**AIM:** Extract the text of every entry below exactly; leave images out.

Data records:
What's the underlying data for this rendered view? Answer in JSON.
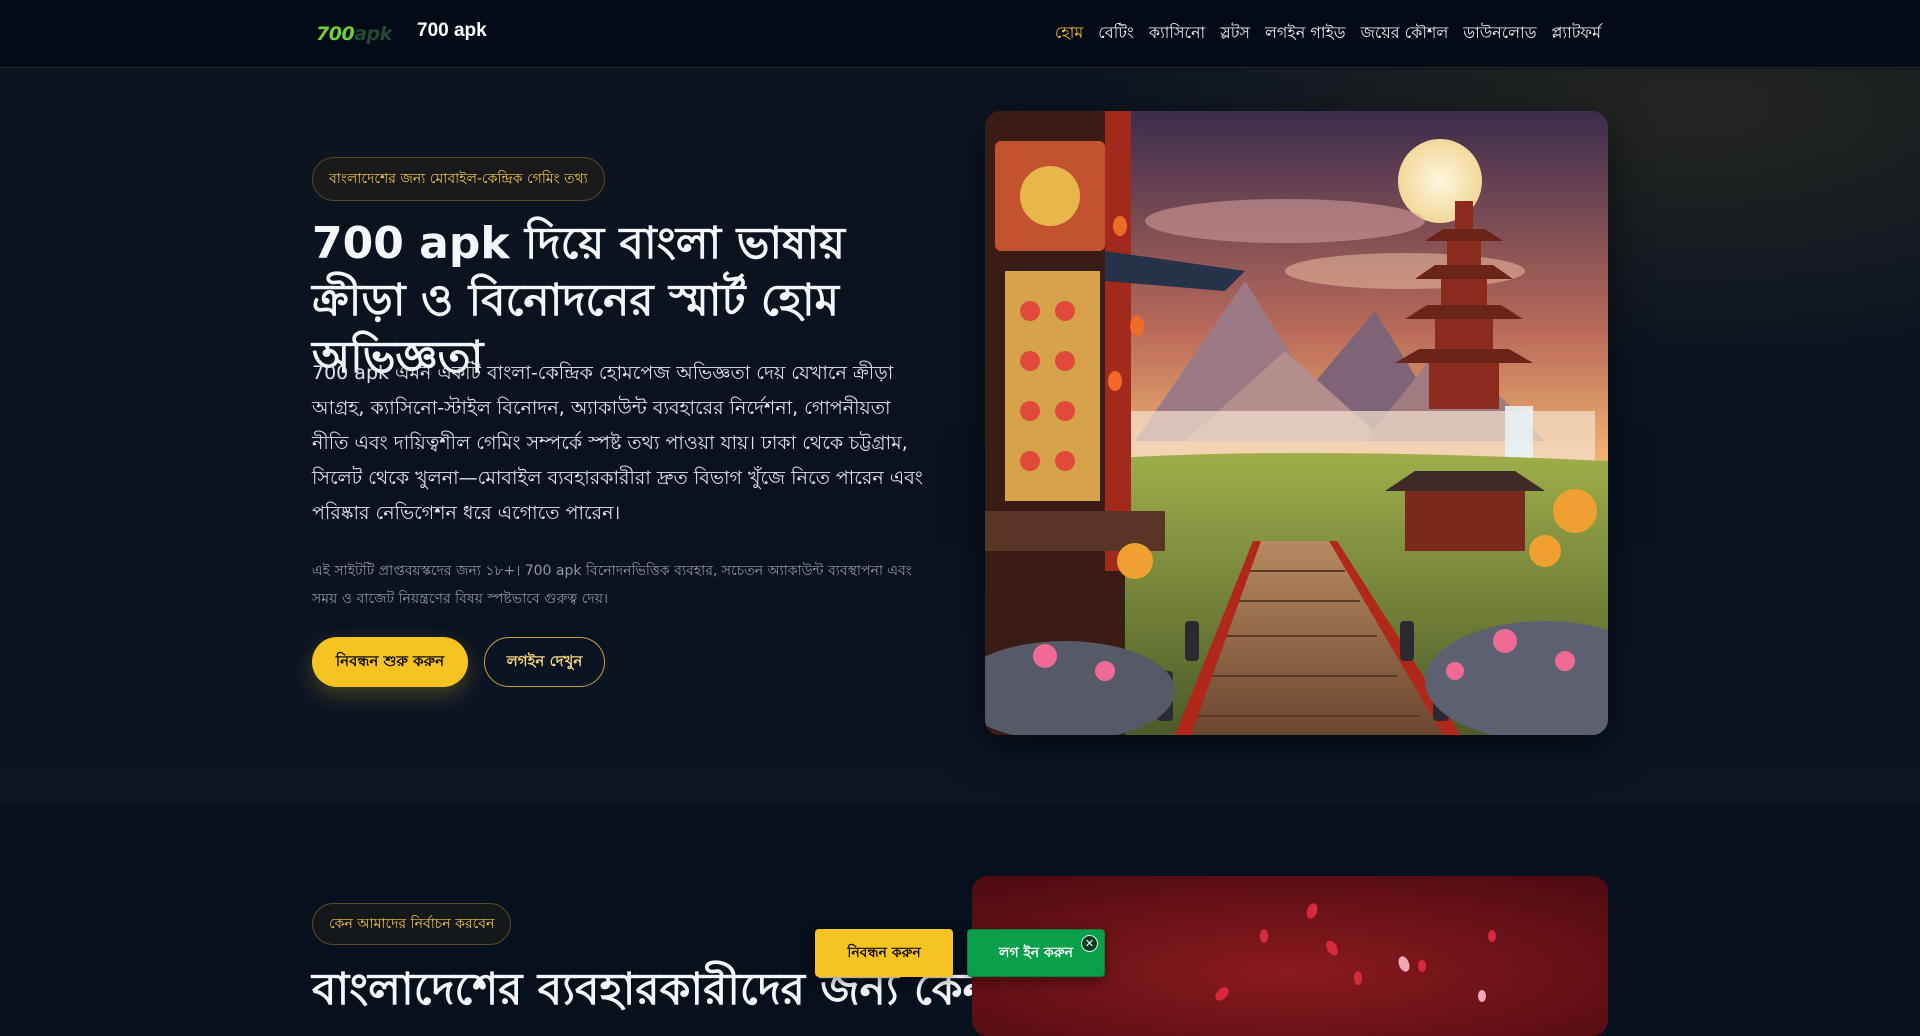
{
  "header": {
    "logo_primary": "700",
    "logo_secondary": "apk",
    "site_name": "700 apk",
    "nav": [
      {
        "label": "হোম",
        "active": true
      },
      {
        "label": "বেটিং"
      },
      {
        "label": "ক্যাসিনো"
      },
      {
        "label": "স্লটস"
      },
      {
        "label": "লগইন গাইড"
      },
      {
        "label": "জয়ের কৌশল"
      },
      {
        "label": "ডাউনলোড"
      },
      {
        "label": "প্ল্যাটফর্ম"
      }
    ]
  },
  "hero": {
    "tag": "বাংলাদেশের জন্য মোবাইল-কেন্দ্রিক গেমিং তথ্য",
    "title": "700 apk দিয়ে বাংলা ভাষায় ক্রীড়া ও বিনোদনের স্মার্ট হোম অভিজ্ঞতা",
    "description": "700 apk এমন একটি বাংলা-কেন্দ্রিক হোমপেজ অভিজ্ঞতা দেয় যেখানে ক্রীড়া আগ্রহ, ক্যাসিনো-স্টাইল বিনোদন, অ্যাকাউন্ট ব্যবহারের নির্দেশনা, গোপনীয়তা নীতি এবং দায়িত্বশীল গেমিং সম্পর্কে স্পষ্ট তথ্য পাওয়া যায়। ঢাকা থেকে চট্টগ্রাম, সিলেট থেকে খুলনা—মোবাইল ব্যবহারকারীরা দ্রুত বিভাগ খুঁজে নিতে পারেন এবং পরিষ্কার নেভিগেশন ধরে এগোতে পারেন।",
    "note": "এই সাইটটি প্রাপ্তবয়স্কদের জন্য ১৮+। 700 apk বিনোদনভিত্তিক ব্যবহার, সচেতন অ্যাকাউন্ট ব্যবস্থাপনা এবং সময় ও বাজেট নিয়ন্ত্রণের বিষয় স্পষ্টভাবে গুরুত্ব দেয়।",
    "primary_button": "নিবন্ধন শুরু করুন",
    "secondary_button": "লগইন দেখুন"
  },
  "section2": {
    "tag": "কেন আমাদের নির্বাচন করবেন",
    "title": "বাংলাদেশের ব্যবহারকারীদের জন্য কেন"
  },
  "floating_bar": {
    "register_label": "নিবন্ধন করুন",
    "login_label": "লগ ইন করুন",
    "close_label": "✕"
  },
  "colors": {
    "accent": "#f6c422",
    "nav_active": "#f5c232",
    "login_green": "#0aa04a",
    "background": "#07101d"
  }
}
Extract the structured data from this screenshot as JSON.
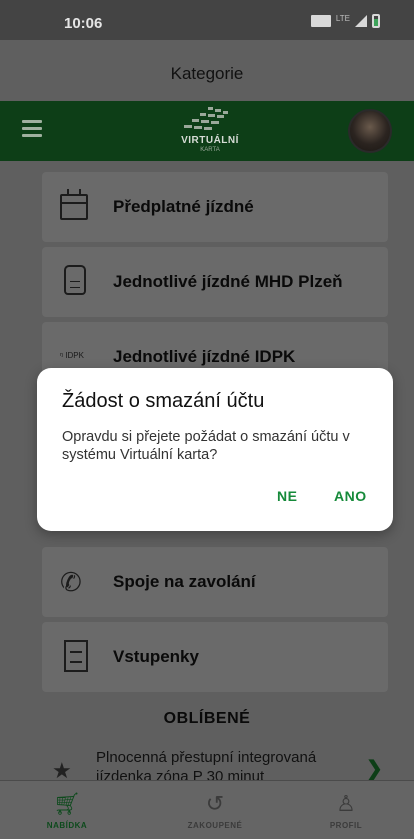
{
  "status_bar": {
    "time": "10:06",
    "network": "LTE"
  },
  "page": {
    "title": "Kategorie"
  },
  "header": {
    "logo_text": "VIRTUÁLNÍ",
    "logo_sub": "KARTA"
  },
  "menu_cards": [
    {
      "label": "Předplatné jízdné",
      "icon": "calendar-icon"
    },
    {
      "label": "Jednotlivé jízdné MHD Plzeň",
      "icon": "sim-card-icon"
    },
    {
      "label": "Jednotlivé jízdné IDPK",
      "icon": "idpk-logo-icon",
      "icon_text": "IDPK"
    },
    {
      "label": "Spoje na zavolání",
      "icon": "phone-icon"
    },
    {
      "label": "Vstupenky",
      "icon": "ticket-icon"
    }
  ],
  "favorites": {
    "heading": "OBLÍBENÉ",
    "items": [
      {
        "text": "Plnocenná přestupní integrovaná jízdenka zóna P 30 minut"
      }
    ]
  },
  "bottom_nav": [
    {
      "label": "NABÍDKA",
      "icon": "cart-icon",
      "active": true
    },
    {
      "label": "ZAKOUPENÉ",
      "icon": "history-icon",
      "active": false
    },
    {
      "label": "PROFIL",
      "icon": "person-icon",
      "active": false
    }
  ],
  "dialog": {
    "title": "Žádost o smazání účtu",
    "message": "Opravdu si přejete požádat o smazání účtu v systému Virtuální karta?",
    "cancel_label": "NE",
    "confirm_label": "ANO"
  },
  "colors": {
    "header_bg": "#0d3e17",
    "accent": "#168a3a",
    "overlay": "#5f5f5f"
  }
}
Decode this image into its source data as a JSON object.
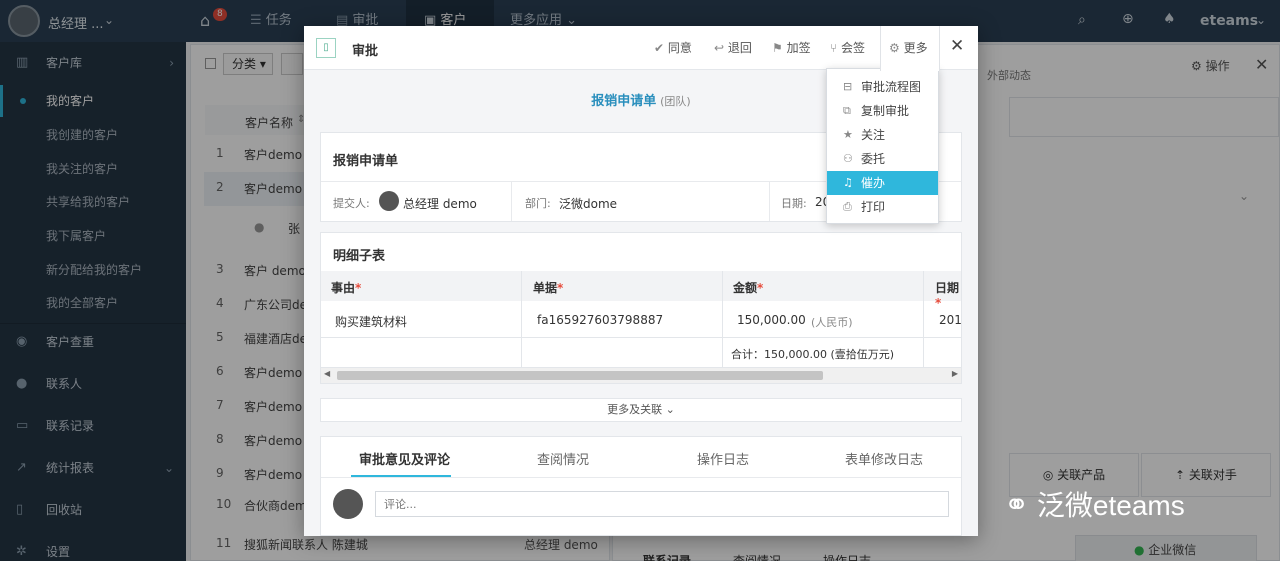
{
  "topbar": {
    "user": "总经理 ...",
    "home_badge": "8",
    "nav": [
      "任务",
      "审批",
      "客户",
      "更多应用"
    ],
    "brand": "eteams"
  },
  "sidebar": {
    "items": [
      {
        "label": "客户库",
        "icon": "bar-chart-icon",
        "main": true
      },
      {
        "label": "我的客户",
        "active": true
      },
      {
        "label": "我创建的客户"
      },
      {
        "label": "我关注的客户"
      },
      {
        "label": "共享给我的客户"
      },
      {
        "label": "我下属客户"
      },
      {
        "label": "新分配给我的客户"
      },
      {
        "label": "我的全部客户"
      },
      {
        "label": "客户查重",
        "icon": "eye-icon",
        "main": true
      },
      {
        "label": "联系人",
        "icon": "user-icon",
        "main": true
      },
      {
        "label": "联系记录",
        "icon": "comment-icon",
        "main": true
      },
      {
        "label": "统计报表",
        "icon": "line-chart-icon",
        "main": true
      },
      {
        "label": "回收站",
        "icon": "trash-icon",
        "main": true
      },
      {
        "label": "设置",
        "icon": "gear-icon",
        "main": true
      }
    ]
  },
  "background": {
    "filter_label": "分类",
    "col_name": "客户名称",
    "rows": [
      {
        "n": "1",
        "name": "客户demo"
      },
      {
        "n": "2",
        "name": "客户demo"
      },
      {
        "n": "",
        "name": "张"
      },
      {
        "n": "3",
        "name": "客户 demo"
      },
      {
        "n": "4",
        "name": "广东公司de"
      },
      {
        "n": "5",
        "name": "福建酒店de"
      },
      {
        "n": "6",
        "name": "客户demo"
      },
      {
        "n": "7",
        "name": "客户demo"
      },
      {
        "n": "8",
        "name": "客户demo"
      },
      {
        "n": "9",
        "name": "客户demo"
      },
      {
        "n": "10",
        "name": "合伙商dem"
      },
      {
        "n": "11",
        "name": "搜狐新闻联系人 陈建城"
      }
    ],
    "row11_owner": "总经理 demo",
    "right_tab": "外部动态",
    "right_action": "操作",
    "related_product": "关联产品",
    "related_rival": "关联对手",
    "bottom_tabs": [
      "联系记录",
      "查阅情况",
      "操作日志"
    ],
    "wechat_label": "企业微信"
  },
  "modal": {
    "title": "审批",
    "actions": {
      "agree": "同意",
      "reject": "退回",
      "add_sign": "加签",
      "countersign": "会签",
      "more": "更多"
    },
    "form_title": "报销申请单",
    "form_scope": "(团队)",
    "section_title": "报销申请单",
    "submitter_label": "提交人:",
    "submitter": "总经理 demo",
    "dept_label": "部门:",
    "dept": "泛微dome",
    "date_label": "日期:",
    "date_value": "20",
    "detail_title": "明细子表",
    "columns": [
      "事由",
      "单据",
      "金额",
      "日期"
    ],
    "row": {
      "reason": "购买建筑材料",
      "doc": "fa165927603798887",
      "amount": "150,000.00",
      "currency": "(人民币)",
      "date": "201"
    },
    "total": "合计：150,000.00 (壹拾伍万元)",
    "more_link": "更多及关联",
    "tabs": [
      "审批意见及评论",
      "查阅情况",
      "操作日志",
      "表单修改日志"
    ],
    "comment_placeholder": "评论..."
  },
  "dropdown": {
    "items": [
      {
        "label": "审批流程图",
        "icon": "flow-icon"
      },
      {
        "label": "复制审批",
        "icon": "copy-icon"
      },
      {
        "label": "关注",
        "icon": "star-icon"
      },
      {
        "label": "委托",
        "icon": "delegate-icon"
      },
      {
        "label": "催办",
        "icon": "bell-icon",
        "highlight": true
      },
      {
        "label": "打印",
        "icon": "print-icon"
      }
    ]
  },
  "watermark": "泛微eteams"
}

**EXPECTED ANSWER:**
What's the underlying data for this rendered view? Answer in JSON.
{
  "header": {
    "logo_primary": "700",
    "logo_secondary": "apk",
    "site_name": "700 apk",
    "nav": [
      {
        "label": "হোম",
        "active": true
      },
      {
        "label": "বেটিং"
      },
      {
        "label": "ক্যাসিনো"
      },
      {
        "label": "স্লটস"
      },
      {
        "label": "লগইন গাইড"
      },
      {
        "label": "জয়ের কৌশল"
      },
      {
        "label": "ডাউনলোড"
      },
      {
        "label": "প্ল্যাটফর্ম"
      }
    ]
  },
  "hero": {
    "tag": "বাংলাদেশের জন্য মোবাইল-কেন্দ্রিক গেমিং তথ্য",
    "title": "700 apk দিয়ে বাংলা ভাষায় ক্রীড়া ও বিনোদনের স্মার্ট হোম অভিজ্ঞতা",
    "description": "700 apk এমন একটি বাংলা-কেন্দ্রিক হোমপেজ অভিজ্ঞতা দেয় যেখানে ক্রীড়া আগ্রহ, ক্যাসিনো-স্টাইল বিনোদন, অ্যাকাউন্ট ব্যবহারের নির্দেশনা, গোপনীয়তা নীতি এবং দায়িত্বশীল গেমিং সম্পর্কে স্পষ্ট তথ্য পাওয়া যায়। ঢাকা থেকে চট্টগ্রাম, সিলেট থেকে খুলনা—মোবাইল ব্যবহারকারীরা দ্রুত বিভাগ খুঁজে নিতে পারেন এবং পরিষ্কার নেভিগেশন ধরে এগোতে পারেন।",
    "note": "এই সাইটটি প্রাপ্তবয়স্কদের জন্য ১৮+। 700 apk বিনোদনভিত্তিক ব্যবহার, সচেতন অ্যাকাউন্ট ব্যবস্থাপনা এবং সময় ও বাজেট নিয়ন্ত্রণের বিষয় স্পষ্টভাবে গুরুত্ব দেয়।",
    "primary_button": "নিবন্ধন শুরু করুন",
    "secondary_button": "লগইন দেখুন"
  },
  "section2": {
    "tag": "কেন আমাদের নির্বাচন করবেন",
    "title": "বাংলাদেশের ব্যবহারকারীদের জন্য কেন"
  },
  "floating_bar": {
    "register_label": "নিবন্ধন করুন",
    "login_label": "লগ ইন করুন",
    "close_label": "✕"
  },
  "colors": {
    "accent": "#f6c422",
    "nav_active": "#f5c232",
    "login_green": "#0aa04a",
    "background": "#07101d"
  }
}
Extract the structured data from this screenshot as JSON.
{
  "status_bar": {
    "time": "10:06",
    "network": "LTE"
  },
  "page": {
    "title": "Kategorie"
  },
  "header": {
    "logo_text": "VIRTUÁLNÍ",
    "logo_sub": "KARTA"
  },
  "menu_cards": [
    {
      "label": "Předplatné jízdné",
      "icon": "calendar-icon"
    },
    {
      "label": "Jednotlivé jízdné MHD Plzeň",
      "icon": "sim-card-icon"
    },
    {
      "label": "Jednotlivé jízdné IDPK",
      "icon": "idpk-logo-icon",
      "icon_text": "IDPK"
    },
    {
      "label": "Spoje na zavolání",
      "icon": "phone-icon"
    },
    {
      "label": "Vstupenky",
      "icon": "ticket-icon"
    }
  ],
  "favorites": {
    "heading": "OBLÍBENÉ",
    "items": [
      {
        "text": "Plnocenná přestupní integrovaná jízdenka zóna P 30 minut"
      }
    ]
  },
  "bottom_nav": [
    {
      "label": "NABÍDKA",
      "icon": "cart-icon",
      "active": true
    },
    {
      "label": "ZAKOUPENÉ",
      "icon": "history-icon",
      "active": false
    },
    {
      "label": "PROFIL",
      "icon": "person-icon",
      "active": false
    }
  ],
  "dialog": {
    "title": "Žádost o smazání účtu",
    "message": "Opravdu si přejete požádat o smazání účtu v systému Virtuální karta?",
    "cancel_label": "NE",
    "confirm_label": "ANO"
  },
  "colors": {
    "header_bg": "#0d3e17",
    "accent": "#168a3a",
    "overlay": "#5f5f5f"
  }
}
Decode this image into its source data as a JSON object.
{
  "topbar": {
    "user": "总经理 ...",
    "home_badge": "8",
    "nav": [
      "任务",
      "审批",
      "客户",
      "更多应用"
    ],
    "brand": "eteams"
  },
  "sidebar": {
    "items": [
      {
        "label": "客户库",
        "icon": "bar-chart-icon",
        "main": true
      },
      {
        "label": "我的客户",
        "active": true
      },
      {
        "label": "我创建的客户"
      },
      {
        "label": "我关注的客户"
      },
      {
        "label": "共享给我的客户"
      },
      {
        "label": "我下属客户"
      },
      {
        "label": "新分配给我的客户"
      },
      {
        "label": "我的全部客户"
      },
      {
        "label": "客户查重",
        "icon": "eye-icon",
        "main": true
      },
      {
        "label": "联系人",
        "icon": "user-icon",
        "main": true
      },
      {
        "label": "联系记录",
        "icon": "comment-icon",
        "main": true
      },
      {
        "label": "统计报表",
        "icon": "line-chart-icon",
        "main": true
      },
      {
        "label": "回收站",
        "icon": "trash-icon",
        "main": true
      },
      {
        "label": "设置",
        "icon": "gear-icon",
        "main": true
      }
    ]
  },
  "background": {
    "filter_label": "分类",
    "col_name": "客户名称",
    "rows": [
      {
        "n": "1",
        "name": "客户demo"
      },
      {
        "n": "2",
        "name": "客户demo"
      },
      {
        "n": "",
        "name": "张"
      },
      {
        "n": "3",
        "name": "客户 demo"
      },
      {
        "n": "4",
        "name": "广东公司de"
      },
      {
        "n": "5",
        "name": "福建酒店de"
      },
      {
        "n": "6",
        "name": "客户demo"
      },
      {
        "n": "7",
        "name": "客户demo"
      },
      {
        "n": "8",
        "name": "客户demo"
      },
      {
        "n": "9",
        "name": "客户demo"
      },
      {
        "n": "10",
        "name": "合伙商dem"
      },
      {
        "n": "11",
        "name": "搜狐新闻联系人 陈建城"
      }
    ],
    "row11_owner": "总经理 demo",
    "right_tab": "外部动态",
    "right_action": "操作",
    "related_product": "关联产品",
    "related_rival": "关联对手",
    "bottom_tabs": [
      "联系记录",
      "查阅情况",
      "操作日志"
    ],
    "wechat_label": "企业微信"
  },
  "modal": {
    "title": "审批",
    "actions": {
      "agree": "同意",
      "reject": "退回",
      "add_sign": "加签",
      "countersign": "会签",
      "more": "更多"
    },
    "form_title": "报销申请单",
    "form_scope": "(团队)",
    "section_title": "报销申请单",
    "submitter_label": "提交人:",
    "submitter": "总经理 demo",
    "dept_label": "部门:",
    "dept": "泛微dome",
    "date_label": "日期:",
    "date_value": "20",
    "detail_title": "明细子表",
    "columns": [
      "事由",
      "单据",
      "金额",
      "日期"
    ],
    "row": {
      "reason": "购买建筑材料",
      "doc": "fa165927603798887",
      "amount": "150,000.00",
      "currency": "(人民币)",
      "date": "201"
    },
    "total": "合计：150,000.00 (壹拾伍万元)",
    "more_link": "更多及关联",
    "tabs": [
      "审批意见及评论",
      "查阅情况",
      "操作日志",
      "表单修改日志"
    ],
    "comment_placeholder": "评论..."
  },
  "dropdown": {
    "items": [
      {
        "label": "审批流程图",
        "icon": "flow-icon"
      },
      {
        "label": "复制审批",
        "icon": "copy-icon"
      },
      {
        "label": "关注",
        "icon": "star-icon"
      },
      {
        "label": "委托",
        "icon": "delegate-icon"
      },
      {
        "label": "催办",
        "icon": "bell-icon",
        "highlight": true
      },
      {
        "label": "打印",
        "icon": "print-icon"
      }
    ]
  },
  "watermark": "泛微eteams"
}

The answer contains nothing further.